===== Source excerpt
[CITASA] Call for Proposed Abstracts for a Special Section on “Weber and the Digital Divide: Class, Status, and Power in the Digital Age”

Massimo Ragnedda ragnedda at gmail.com
Mon Jan 27 06:46:23 EST 2014


Dear Colleagues,



My colleague Glenn Muschert (Miami Univ.) and I are editing a special
collection of articles on Max Weber and the Digital Divide. We are
organizing a special journal section for the International Journal of
Communication (http://ijoc.org/index.php/ijoc), which will examine how Max
Weber’s theories may be used in studying digital inequalities. Indeed, this
project builds (in part) on some of the ideas explored in our previous
volume on *The Digital Divide: The Internet and Social Inequality in
International Context *(Routledge 2013):
http://books.google.com/books?id=OgYx8URCnU4C.

Please see the attached Call for Proposals for details on the scope,
timing, and mechanics of this project.



Also, please feel welcome to post this call for papers widely and to
forward it to interested colleagues and students. We hope to see some
proposals from many of you, and for now, please feel welcome to be in
contact if you have any questions for us.
==========
===== Extracted material
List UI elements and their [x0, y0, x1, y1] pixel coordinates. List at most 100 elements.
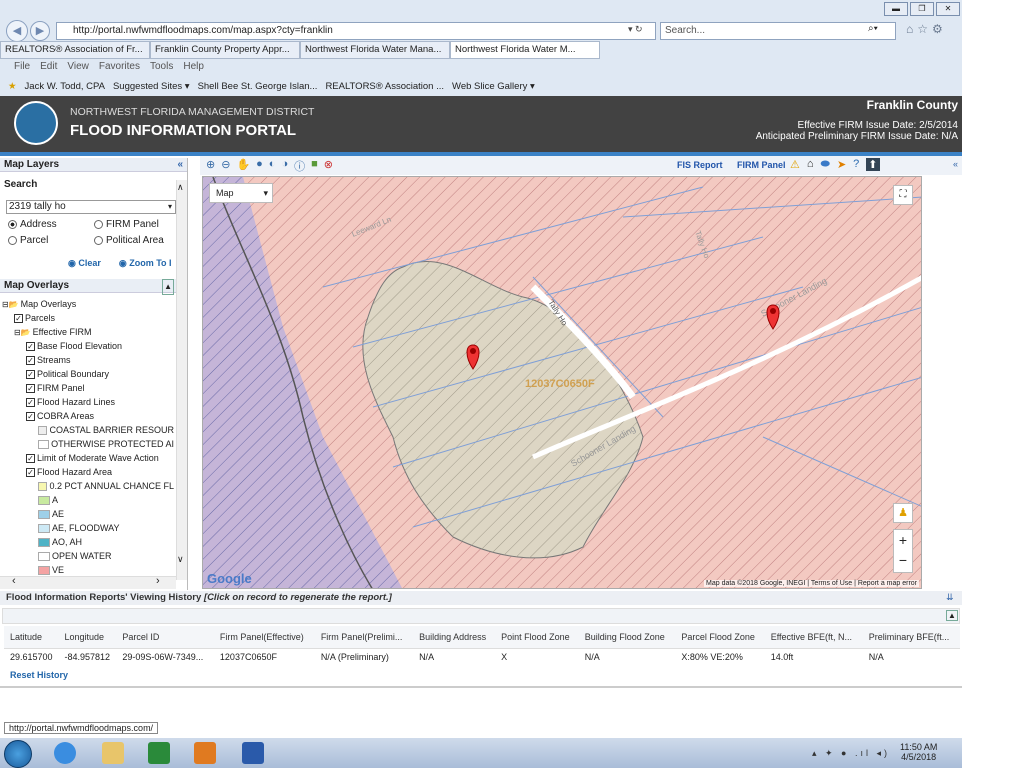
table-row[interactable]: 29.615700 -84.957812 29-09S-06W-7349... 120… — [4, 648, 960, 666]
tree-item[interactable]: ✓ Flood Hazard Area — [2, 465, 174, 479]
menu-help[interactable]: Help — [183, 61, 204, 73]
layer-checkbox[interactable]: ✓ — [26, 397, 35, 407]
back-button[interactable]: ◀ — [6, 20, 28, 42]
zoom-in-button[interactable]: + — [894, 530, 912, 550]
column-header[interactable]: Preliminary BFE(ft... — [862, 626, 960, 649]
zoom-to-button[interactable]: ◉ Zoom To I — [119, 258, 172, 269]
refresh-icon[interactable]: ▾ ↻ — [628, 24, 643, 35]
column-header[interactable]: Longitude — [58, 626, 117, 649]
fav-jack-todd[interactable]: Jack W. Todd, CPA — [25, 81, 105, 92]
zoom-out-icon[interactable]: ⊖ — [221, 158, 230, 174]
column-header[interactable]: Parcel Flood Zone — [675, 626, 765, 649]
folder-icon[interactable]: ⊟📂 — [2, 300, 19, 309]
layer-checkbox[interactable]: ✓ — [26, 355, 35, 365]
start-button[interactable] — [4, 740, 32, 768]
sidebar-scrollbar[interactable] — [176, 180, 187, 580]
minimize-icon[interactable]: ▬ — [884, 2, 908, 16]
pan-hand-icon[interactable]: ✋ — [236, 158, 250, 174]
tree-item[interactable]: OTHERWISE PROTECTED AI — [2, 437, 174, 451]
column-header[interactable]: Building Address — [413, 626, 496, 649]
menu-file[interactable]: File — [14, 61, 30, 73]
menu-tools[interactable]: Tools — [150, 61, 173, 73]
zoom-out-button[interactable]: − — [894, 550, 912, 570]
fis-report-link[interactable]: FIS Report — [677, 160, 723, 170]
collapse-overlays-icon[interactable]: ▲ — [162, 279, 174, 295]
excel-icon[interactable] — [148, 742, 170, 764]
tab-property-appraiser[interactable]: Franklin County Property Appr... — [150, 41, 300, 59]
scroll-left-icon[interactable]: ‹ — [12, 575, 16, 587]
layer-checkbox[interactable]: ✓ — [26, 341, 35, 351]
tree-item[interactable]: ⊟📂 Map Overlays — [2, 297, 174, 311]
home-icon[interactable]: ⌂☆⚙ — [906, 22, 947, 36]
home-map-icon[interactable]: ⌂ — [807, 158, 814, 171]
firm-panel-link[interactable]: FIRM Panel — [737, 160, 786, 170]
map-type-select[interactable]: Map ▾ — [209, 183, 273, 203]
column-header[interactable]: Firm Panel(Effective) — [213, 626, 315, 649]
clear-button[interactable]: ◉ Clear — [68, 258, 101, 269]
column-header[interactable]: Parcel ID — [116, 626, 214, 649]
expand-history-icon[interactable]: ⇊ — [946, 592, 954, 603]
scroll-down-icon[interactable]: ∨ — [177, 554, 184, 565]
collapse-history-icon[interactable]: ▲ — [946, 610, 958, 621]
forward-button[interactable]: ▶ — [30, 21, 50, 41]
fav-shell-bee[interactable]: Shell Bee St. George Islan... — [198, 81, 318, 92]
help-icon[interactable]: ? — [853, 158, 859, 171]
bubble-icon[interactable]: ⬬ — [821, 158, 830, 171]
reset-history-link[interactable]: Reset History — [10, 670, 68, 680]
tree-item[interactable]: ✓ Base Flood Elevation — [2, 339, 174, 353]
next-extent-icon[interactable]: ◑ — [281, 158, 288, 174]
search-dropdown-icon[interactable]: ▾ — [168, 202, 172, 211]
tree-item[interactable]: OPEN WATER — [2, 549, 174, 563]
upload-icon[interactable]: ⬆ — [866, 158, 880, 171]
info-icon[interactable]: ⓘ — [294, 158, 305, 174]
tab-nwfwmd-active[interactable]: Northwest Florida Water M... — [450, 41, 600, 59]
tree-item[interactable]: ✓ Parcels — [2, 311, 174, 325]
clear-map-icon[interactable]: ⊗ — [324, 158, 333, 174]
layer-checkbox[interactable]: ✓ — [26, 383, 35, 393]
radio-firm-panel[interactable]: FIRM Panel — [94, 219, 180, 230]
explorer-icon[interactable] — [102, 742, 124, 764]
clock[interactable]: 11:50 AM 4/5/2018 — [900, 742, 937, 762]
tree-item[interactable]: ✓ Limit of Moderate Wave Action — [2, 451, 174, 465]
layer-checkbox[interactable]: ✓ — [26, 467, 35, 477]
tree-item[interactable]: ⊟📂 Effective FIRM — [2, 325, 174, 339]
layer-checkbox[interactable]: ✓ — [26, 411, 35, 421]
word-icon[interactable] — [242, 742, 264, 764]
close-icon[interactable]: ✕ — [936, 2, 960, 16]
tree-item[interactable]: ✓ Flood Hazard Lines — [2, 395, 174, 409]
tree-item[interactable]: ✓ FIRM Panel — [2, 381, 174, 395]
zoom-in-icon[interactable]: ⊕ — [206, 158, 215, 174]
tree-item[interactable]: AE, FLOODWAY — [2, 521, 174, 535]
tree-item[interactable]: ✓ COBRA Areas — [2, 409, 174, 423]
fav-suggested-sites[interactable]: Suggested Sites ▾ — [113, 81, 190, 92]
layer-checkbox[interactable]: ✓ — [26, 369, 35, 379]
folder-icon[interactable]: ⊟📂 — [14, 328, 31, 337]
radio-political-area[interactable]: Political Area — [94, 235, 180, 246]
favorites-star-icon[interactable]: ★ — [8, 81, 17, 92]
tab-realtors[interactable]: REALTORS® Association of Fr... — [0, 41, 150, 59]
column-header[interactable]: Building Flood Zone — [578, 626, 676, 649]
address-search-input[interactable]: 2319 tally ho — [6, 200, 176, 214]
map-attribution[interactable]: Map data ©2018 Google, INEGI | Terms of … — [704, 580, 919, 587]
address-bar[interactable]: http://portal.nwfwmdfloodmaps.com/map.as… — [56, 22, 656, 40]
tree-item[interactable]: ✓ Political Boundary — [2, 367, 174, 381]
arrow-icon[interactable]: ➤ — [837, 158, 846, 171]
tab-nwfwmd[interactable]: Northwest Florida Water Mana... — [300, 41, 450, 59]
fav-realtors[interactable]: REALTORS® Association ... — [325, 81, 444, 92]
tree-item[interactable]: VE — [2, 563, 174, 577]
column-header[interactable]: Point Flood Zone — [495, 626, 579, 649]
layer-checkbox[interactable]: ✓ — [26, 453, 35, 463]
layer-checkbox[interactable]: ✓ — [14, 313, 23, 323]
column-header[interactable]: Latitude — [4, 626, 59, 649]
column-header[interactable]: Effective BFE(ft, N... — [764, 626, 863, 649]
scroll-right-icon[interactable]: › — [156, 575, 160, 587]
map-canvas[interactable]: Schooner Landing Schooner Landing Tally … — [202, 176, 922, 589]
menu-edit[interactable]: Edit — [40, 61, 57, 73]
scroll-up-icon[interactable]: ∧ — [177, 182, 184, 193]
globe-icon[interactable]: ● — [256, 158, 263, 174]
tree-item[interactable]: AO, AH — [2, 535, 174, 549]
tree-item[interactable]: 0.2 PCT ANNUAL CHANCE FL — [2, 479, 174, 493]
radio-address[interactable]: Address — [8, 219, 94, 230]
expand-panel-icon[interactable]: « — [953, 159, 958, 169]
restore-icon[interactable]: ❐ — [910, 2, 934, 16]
==========
===== Extracted material
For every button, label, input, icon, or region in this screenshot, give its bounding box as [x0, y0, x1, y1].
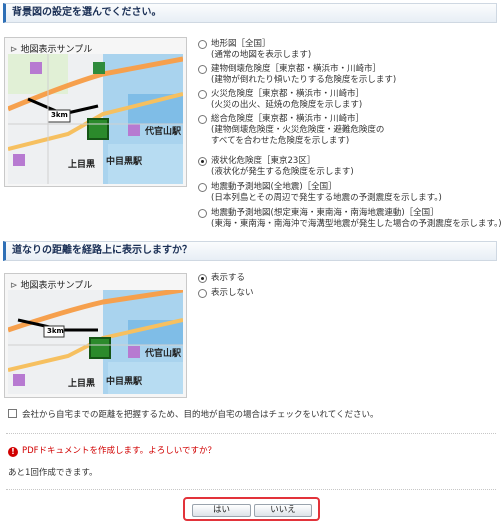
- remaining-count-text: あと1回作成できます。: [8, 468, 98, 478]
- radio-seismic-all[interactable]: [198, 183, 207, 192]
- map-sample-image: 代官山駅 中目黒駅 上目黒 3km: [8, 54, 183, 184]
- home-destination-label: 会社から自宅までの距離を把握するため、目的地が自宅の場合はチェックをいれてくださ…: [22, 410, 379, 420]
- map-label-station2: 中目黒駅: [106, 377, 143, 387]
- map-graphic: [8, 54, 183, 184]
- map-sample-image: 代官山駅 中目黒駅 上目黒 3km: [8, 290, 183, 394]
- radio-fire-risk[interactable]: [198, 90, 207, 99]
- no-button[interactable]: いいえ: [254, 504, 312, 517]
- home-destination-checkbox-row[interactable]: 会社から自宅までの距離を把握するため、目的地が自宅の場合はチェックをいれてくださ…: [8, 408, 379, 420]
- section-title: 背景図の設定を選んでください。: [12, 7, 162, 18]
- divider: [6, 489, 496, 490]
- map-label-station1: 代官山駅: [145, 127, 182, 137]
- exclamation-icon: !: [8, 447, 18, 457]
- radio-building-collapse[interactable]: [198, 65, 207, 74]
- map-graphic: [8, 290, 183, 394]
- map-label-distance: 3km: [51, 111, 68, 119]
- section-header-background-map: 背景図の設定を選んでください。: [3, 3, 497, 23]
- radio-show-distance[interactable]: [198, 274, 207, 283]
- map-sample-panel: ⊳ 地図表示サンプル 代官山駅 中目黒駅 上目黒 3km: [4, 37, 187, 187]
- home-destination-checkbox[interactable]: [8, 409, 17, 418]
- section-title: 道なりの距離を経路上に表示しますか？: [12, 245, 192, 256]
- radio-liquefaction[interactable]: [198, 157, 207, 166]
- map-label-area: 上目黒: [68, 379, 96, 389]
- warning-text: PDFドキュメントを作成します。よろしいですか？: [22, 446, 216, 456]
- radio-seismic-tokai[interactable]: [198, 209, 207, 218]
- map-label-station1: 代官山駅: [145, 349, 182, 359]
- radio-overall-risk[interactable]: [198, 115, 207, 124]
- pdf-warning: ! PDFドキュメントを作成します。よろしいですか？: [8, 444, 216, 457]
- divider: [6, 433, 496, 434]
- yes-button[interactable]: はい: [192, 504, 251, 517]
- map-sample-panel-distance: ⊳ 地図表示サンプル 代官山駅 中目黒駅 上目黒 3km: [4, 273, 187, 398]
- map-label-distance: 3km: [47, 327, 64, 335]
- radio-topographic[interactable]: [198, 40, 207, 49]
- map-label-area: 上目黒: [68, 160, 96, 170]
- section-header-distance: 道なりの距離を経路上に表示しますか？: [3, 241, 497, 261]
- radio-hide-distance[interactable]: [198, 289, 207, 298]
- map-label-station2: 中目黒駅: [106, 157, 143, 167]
==========
» Goal of the exercise
Copy the call for abstracts word for word from "Also, please feel" to "questions for us.". The entries have no connection to the call for abstracts.

» Task output
Also, please feel welcome to post this call for papers widely and to
forward it to interested colleagues and students. We hope to see some
proposals from many of you, and for now, please feel welcome to be in
contact if you have any questions for us.